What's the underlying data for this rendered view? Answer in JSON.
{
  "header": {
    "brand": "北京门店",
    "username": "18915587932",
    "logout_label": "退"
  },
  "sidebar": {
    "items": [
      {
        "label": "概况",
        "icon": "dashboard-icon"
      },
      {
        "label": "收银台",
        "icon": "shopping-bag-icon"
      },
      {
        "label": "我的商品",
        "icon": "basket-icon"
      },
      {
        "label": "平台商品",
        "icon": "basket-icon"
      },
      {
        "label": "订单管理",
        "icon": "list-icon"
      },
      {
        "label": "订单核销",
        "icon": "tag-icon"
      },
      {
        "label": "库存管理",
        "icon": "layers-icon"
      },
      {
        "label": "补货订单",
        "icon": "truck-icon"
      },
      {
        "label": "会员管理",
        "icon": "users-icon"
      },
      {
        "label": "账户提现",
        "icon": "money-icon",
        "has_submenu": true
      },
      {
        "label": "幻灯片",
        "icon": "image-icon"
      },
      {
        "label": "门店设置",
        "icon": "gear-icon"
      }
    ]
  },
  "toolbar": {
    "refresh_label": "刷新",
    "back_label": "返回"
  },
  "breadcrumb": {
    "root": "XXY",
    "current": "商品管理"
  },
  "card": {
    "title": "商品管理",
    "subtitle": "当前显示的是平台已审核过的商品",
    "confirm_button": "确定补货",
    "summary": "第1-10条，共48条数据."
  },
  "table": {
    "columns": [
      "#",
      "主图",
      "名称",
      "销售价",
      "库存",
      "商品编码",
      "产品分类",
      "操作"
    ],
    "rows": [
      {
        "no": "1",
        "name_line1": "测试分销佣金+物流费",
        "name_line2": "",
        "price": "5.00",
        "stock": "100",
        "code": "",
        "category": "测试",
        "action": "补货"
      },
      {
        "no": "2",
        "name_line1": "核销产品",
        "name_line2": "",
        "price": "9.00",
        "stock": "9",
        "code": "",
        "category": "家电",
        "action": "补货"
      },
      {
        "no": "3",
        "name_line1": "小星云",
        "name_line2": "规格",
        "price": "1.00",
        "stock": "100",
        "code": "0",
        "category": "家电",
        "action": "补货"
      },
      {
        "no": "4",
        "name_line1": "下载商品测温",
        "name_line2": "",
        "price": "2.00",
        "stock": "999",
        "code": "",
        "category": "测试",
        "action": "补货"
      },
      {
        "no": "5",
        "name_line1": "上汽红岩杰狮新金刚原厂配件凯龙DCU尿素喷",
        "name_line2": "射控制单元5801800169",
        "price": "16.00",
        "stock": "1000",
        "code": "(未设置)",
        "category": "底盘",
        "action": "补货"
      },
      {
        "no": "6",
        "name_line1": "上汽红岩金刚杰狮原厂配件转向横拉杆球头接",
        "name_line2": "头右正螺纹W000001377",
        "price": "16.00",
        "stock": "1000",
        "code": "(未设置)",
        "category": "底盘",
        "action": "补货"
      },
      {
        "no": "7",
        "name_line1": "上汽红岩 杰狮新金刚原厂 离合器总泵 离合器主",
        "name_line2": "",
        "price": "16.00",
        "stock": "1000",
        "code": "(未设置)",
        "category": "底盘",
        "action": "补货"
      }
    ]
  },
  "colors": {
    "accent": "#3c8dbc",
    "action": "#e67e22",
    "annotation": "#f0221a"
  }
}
───
#### [Exercise requirements]
Show every line in the records above that contains the word "price".

#### [Output below]
        "price": "5.00",
        "price": "9.00",
        "price": "1.00",
        "price": "2.00",
        "price": "16.00",
        "price": "16.00",
        "price": "16.00",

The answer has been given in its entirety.